◆ DO THIS ◆
Give only the number of lines where "Joshua" occurs.

[Data records]
==================================================

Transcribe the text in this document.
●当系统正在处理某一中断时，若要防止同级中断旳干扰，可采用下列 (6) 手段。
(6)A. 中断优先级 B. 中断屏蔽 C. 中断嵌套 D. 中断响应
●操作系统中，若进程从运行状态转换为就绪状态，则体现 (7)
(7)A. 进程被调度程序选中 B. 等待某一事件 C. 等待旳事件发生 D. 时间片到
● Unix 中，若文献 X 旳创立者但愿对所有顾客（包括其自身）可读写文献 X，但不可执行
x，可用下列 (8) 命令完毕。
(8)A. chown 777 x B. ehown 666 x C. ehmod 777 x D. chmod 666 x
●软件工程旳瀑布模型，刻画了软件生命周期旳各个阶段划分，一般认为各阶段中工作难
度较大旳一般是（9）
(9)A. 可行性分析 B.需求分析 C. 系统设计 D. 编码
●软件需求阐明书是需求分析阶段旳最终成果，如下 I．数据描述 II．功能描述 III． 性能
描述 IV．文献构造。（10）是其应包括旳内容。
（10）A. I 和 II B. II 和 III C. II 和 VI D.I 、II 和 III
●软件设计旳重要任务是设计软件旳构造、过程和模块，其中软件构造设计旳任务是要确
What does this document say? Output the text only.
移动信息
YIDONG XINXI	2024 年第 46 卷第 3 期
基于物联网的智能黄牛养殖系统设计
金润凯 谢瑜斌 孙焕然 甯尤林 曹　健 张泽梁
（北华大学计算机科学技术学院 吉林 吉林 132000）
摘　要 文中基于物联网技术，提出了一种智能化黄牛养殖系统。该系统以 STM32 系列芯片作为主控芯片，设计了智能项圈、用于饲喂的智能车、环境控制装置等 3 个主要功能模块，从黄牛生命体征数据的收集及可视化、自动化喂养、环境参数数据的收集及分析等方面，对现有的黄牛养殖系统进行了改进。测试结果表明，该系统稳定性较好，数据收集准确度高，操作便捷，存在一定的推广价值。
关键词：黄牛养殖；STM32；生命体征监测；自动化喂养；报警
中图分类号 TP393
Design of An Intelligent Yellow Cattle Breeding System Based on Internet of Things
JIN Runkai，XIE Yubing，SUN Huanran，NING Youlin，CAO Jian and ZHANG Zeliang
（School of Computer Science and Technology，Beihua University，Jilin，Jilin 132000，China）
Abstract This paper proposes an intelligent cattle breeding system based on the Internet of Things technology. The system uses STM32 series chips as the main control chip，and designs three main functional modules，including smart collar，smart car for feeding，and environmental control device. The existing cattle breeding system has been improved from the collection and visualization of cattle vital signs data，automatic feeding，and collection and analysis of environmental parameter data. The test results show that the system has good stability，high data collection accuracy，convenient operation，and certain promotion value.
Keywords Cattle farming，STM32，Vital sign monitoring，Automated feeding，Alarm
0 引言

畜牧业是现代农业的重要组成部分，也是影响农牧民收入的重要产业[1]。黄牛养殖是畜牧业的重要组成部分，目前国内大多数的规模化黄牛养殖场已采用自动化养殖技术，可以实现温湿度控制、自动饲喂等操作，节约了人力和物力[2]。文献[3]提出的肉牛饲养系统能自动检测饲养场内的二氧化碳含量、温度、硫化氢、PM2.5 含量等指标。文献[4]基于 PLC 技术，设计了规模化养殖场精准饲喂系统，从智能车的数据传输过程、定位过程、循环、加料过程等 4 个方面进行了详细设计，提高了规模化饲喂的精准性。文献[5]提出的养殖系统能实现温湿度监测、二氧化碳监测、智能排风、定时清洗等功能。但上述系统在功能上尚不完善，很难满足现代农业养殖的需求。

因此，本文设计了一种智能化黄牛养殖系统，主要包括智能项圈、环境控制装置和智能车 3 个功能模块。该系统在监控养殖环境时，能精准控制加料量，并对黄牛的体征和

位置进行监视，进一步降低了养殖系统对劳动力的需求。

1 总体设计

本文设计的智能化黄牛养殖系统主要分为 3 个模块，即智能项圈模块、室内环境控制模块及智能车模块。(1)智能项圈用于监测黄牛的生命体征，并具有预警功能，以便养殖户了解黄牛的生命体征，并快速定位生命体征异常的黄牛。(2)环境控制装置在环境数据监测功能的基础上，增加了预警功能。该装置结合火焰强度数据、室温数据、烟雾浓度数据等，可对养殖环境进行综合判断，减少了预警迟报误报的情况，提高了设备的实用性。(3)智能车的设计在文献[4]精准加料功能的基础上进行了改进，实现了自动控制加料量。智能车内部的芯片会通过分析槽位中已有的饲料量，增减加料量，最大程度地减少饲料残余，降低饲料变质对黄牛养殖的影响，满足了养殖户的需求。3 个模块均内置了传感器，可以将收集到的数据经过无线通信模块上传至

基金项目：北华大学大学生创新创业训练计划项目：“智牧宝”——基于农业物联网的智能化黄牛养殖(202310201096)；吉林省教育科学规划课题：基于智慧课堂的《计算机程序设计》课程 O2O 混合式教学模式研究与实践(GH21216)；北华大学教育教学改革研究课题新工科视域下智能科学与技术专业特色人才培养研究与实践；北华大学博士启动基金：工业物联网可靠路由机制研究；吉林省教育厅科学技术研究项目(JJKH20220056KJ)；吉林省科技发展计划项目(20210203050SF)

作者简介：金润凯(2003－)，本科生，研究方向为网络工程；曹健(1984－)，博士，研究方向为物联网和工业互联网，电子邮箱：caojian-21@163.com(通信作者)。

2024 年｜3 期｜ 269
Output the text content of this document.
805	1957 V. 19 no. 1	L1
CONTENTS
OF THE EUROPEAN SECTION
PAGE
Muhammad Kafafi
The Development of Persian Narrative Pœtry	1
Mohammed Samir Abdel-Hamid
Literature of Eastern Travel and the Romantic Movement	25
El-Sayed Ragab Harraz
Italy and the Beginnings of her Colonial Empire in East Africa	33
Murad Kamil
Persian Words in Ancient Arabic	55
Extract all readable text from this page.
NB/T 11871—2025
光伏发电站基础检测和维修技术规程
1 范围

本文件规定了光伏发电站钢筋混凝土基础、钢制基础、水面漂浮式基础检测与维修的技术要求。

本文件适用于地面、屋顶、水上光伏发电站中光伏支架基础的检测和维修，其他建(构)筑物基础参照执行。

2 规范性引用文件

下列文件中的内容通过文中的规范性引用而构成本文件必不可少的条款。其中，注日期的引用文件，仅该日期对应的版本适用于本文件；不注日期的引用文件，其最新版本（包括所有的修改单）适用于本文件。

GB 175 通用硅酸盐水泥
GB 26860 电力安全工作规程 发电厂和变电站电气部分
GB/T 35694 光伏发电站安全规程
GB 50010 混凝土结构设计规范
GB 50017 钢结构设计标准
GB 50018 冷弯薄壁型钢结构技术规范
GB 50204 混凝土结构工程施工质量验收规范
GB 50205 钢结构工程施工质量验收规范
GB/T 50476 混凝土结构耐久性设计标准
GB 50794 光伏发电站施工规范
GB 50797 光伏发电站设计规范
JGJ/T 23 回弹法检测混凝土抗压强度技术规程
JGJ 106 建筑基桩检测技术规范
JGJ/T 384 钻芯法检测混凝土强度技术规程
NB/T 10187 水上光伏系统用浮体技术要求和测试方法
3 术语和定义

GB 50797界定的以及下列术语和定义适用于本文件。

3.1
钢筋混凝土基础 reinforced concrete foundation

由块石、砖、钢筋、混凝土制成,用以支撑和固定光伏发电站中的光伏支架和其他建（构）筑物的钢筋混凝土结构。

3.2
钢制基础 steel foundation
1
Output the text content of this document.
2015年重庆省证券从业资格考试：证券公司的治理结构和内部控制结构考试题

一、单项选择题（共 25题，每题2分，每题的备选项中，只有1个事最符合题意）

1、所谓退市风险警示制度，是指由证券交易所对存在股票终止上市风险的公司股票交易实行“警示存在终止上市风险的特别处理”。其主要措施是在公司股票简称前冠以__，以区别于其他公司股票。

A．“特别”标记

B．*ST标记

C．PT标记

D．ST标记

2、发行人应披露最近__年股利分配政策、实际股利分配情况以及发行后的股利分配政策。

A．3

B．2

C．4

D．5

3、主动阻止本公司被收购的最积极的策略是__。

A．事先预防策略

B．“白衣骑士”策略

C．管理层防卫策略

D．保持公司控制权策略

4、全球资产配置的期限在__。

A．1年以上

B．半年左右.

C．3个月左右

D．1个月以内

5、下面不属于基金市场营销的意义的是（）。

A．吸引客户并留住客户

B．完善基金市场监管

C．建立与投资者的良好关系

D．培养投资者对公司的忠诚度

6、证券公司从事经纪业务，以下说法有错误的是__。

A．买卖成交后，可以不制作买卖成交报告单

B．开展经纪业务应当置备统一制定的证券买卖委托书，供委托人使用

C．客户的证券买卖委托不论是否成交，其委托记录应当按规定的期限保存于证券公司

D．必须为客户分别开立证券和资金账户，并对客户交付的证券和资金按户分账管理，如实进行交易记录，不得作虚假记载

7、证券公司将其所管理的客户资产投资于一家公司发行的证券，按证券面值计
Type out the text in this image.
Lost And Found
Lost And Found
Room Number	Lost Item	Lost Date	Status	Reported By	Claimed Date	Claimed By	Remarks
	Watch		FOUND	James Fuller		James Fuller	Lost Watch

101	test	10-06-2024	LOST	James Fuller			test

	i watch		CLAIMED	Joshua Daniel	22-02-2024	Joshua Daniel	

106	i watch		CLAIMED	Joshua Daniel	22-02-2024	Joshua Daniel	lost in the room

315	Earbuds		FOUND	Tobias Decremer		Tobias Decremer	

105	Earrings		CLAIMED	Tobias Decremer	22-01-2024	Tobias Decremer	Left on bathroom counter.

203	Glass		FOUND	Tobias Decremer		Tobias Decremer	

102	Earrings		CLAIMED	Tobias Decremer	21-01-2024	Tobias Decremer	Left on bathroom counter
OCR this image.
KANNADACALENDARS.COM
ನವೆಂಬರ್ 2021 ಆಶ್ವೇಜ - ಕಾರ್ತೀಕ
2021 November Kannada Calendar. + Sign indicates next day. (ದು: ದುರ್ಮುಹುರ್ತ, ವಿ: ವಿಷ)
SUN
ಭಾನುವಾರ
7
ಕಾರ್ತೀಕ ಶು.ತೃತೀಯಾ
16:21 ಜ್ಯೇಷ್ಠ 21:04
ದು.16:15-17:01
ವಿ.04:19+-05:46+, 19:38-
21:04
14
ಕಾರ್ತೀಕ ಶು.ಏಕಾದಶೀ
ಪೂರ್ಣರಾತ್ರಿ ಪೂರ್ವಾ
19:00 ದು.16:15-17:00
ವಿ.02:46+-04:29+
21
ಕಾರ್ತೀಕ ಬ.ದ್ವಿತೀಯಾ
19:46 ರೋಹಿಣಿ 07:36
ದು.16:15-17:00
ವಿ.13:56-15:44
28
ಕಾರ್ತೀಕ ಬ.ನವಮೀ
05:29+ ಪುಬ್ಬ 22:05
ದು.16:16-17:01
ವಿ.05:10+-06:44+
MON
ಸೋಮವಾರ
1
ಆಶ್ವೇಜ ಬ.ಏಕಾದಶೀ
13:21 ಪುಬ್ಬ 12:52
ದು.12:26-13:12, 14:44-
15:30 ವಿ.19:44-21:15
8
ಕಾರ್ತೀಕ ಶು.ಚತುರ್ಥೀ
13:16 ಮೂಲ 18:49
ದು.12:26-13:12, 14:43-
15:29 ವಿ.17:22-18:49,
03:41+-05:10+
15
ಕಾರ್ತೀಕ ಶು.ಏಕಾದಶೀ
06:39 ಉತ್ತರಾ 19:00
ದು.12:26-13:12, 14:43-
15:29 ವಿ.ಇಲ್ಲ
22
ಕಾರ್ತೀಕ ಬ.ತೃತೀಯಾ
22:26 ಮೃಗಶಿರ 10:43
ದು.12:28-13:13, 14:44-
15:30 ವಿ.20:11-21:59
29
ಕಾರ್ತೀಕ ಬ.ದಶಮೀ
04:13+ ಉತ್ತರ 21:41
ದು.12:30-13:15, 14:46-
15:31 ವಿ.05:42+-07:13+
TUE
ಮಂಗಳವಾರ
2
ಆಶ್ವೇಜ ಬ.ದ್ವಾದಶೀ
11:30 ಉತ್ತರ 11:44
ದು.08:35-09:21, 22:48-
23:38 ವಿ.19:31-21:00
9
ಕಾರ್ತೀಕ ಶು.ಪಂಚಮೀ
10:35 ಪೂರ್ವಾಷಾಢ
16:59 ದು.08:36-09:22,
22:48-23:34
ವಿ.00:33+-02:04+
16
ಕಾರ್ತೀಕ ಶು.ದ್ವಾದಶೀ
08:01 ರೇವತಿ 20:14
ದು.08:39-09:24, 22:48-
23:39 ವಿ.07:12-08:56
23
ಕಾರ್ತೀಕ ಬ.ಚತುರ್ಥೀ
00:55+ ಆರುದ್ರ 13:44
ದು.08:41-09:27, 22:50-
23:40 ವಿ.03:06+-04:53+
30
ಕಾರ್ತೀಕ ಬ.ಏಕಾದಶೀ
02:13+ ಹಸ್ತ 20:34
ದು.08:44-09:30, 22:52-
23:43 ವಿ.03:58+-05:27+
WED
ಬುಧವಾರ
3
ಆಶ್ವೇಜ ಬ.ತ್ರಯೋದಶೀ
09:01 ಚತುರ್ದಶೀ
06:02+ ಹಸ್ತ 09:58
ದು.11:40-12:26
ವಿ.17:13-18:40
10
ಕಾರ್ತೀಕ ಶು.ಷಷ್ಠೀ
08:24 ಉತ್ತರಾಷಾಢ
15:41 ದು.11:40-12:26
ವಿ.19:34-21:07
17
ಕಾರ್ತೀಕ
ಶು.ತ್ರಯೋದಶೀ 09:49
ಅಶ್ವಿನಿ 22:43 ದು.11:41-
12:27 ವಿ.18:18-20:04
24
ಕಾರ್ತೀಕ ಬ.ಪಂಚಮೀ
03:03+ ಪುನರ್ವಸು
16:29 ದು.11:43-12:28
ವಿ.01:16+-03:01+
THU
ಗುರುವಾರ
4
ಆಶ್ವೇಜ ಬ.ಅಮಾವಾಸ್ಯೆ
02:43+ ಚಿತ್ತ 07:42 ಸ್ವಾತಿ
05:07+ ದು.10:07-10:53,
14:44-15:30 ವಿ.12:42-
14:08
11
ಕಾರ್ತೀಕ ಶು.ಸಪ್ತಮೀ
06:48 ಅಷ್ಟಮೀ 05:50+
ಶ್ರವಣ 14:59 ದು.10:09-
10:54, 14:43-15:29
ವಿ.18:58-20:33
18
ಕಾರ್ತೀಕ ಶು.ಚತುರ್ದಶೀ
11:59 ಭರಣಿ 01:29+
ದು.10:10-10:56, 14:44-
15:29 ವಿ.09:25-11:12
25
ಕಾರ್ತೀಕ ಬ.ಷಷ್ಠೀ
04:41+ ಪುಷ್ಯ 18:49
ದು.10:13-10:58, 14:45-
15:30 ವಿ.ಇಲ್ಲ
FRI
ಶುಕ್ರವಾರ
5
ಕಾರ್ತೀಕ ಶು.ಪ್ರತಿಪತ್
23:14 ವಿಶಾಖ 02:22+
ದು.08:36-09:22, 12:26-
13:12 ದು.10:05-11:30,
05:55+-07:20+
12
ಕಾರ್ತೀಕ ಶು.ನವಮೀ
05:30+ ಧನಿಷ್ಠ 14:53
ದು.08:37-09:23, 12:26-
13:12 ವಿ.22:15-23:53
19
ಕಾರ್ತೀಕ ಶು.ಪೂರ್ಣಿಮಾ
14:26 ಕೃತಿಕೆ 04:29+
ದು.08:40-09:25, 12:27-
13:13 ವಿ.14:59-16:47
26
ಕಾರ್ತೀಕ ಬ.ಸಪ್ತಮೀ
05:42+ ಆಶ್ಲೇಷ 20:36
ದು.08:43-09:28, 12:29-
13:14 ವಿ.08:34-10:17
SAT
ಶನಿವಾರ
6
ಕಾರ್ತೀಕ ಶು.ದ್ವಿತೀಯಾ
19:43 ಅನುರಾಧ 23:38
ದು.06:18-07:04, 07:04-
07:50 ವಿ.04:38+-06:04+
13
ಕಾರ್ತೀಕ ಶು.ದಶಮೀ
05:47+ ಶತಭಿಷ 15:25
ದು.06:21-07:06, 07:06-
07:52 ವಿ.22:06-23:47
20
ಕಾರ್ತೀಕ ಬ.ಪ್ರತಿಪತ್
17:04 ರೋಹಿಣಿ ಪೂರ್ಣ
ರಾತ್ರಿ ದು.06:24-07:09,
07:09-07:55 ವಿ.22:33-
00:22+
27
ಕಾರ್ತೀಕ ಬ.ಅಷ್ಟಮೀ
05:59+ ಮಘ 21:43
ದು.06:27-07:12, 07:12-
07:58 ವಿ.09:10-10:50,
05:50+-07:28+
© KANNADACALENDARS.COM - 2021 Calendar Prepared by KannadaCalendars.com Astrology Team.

==================================================

◆ SOLVED EXERCISE ◆
2